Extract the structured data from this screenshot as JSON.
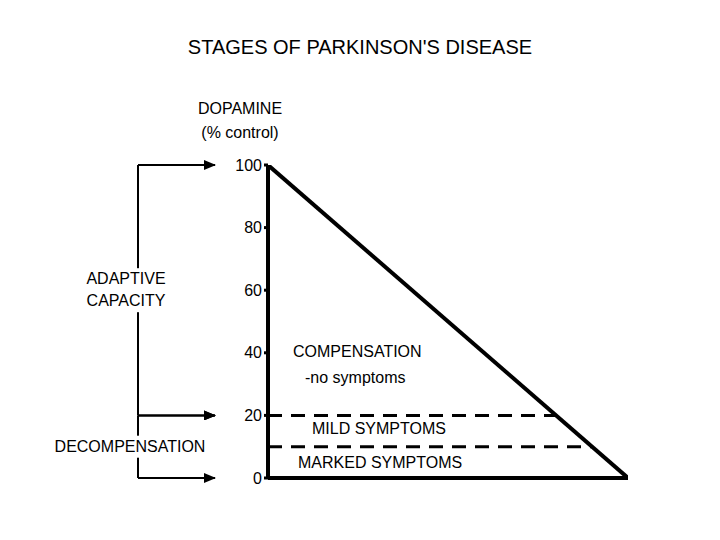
{
  "chart_data": {
    "type": "line",
    "title": "STAGES OF PARKINSON'S DISEASE",
    "y_label": [
      "DOPAMINE",
      "(% control)"
    ],
    "x": [
      0,
      100
    ],
    "values": [
      100,
      0
    ],
    "color": "#000000",
    "xlim": [
      0,
      100
    ],
    "ylim": [
      0,
      100
    ],
    "yticks": [
      0,
      20,
      40,
      60,
      80,
      100
    ],
    "tick_labels": "y",
    "thresholds": [
      20,
      10
    ],
    "line_style": "dashed",
    "annotations": [
      "COMPENSATION",
      "-no symptoms",
      "MILD SYMPTOMS",
      "MARKED SYMPTOMS"
    ],
    "brackets": [
      {
        "label": [
          "ADAPTIVE",
          "CAPACITY"
        ],
        "from": 100,
        "to": 20
      },
      {
        "label": [
          "DECOMPENSATION"
        ],
        "from": 20,
        "to": 0
      }
    ]
  }
}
===
• **THE REQUEST**:
In the records above, how many lines contain the word "from"? Give the number alone.

• **EXERCISE OUTPUT**:
3